Collect every line in the records below that contains the word "color".

----------

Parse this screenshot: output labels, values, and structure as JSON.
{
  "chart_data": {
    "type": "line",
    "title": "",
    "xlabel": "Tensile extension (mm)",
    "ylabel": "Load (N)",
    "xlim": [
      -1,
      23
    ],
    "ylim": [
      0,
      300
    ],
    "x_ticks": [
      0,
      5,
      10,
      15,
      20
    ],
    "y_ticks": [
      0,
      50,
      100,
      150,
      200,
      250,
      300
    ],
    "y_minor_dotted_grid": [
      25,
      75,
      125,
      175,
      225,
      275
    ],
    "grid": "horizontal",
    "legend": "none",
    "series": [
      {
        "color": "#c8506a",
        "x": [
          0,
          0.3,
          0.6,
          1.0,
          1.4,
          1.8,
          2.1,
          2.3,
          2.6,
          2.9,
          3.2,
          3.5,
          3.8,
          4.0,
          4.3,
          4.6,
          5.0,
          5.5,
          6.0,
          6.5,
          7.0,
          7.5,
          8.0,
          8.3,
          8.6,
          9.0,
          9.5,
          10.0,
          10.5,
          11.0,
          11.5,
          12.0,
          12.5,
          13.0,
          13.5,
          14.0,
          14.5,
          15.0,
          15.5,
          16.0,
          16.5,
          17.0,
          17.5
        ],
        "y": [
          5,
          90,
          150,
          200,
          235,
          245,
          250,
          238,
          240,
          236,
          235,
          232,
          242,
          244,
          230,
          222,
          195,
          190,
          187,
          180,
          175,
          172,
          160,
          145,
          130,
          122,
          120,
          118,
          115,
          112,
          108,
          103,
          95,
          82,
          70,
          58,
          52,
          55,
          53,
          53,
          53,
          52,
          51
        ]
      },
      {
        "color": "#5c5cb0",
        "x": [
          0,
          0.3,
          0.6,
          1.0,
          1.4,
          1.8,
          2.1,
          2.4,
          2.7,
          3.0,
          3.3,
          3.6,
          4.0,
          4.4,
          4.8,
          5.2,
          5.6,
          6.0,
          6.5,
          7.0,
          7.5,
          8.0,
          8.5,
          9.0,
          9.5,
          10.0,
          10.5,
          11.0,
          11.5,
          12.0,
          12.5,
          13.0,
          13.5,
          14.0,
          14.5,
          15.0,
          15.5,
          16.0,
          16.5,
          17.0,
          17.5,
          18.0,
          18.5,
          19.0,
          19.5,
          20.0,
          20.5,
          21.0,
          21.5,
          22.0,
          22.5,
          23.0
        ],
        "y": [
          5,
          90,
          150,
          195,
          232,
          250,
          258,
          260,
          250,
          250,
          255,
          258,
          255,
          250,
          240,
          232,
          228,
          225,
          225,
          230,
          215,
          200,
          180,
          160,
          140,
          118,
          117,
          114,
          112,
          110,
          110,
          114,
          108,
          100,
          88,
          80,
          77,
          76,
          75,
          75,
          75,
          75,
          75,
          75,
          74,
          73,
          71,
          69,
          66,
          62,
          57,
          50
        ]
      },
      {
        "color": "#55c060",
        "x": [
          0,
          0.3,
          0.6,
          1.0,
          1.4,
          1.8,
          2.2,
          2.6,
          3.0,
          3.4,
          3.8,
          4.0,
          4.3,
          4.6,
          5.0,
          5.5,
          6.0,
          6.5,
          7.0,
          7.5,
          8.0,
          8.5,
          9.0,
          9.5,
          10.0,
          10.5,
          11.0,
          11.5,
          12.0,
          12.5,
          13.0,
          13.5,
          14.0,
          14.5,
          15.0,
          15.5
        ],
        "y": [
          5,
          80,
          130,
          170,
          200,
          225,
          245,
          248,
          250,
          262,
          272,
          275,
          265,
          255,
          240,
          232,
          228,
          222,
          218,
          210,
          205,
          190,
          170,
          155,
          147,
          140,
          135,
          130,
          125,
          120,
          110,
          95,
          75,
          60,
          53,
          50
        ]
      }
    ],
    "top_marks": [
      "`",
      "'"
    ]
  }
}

----------

## Result of this task
        "color": "#c8506a",
        "color": "#5c5cb0",
        "color": "#55c060",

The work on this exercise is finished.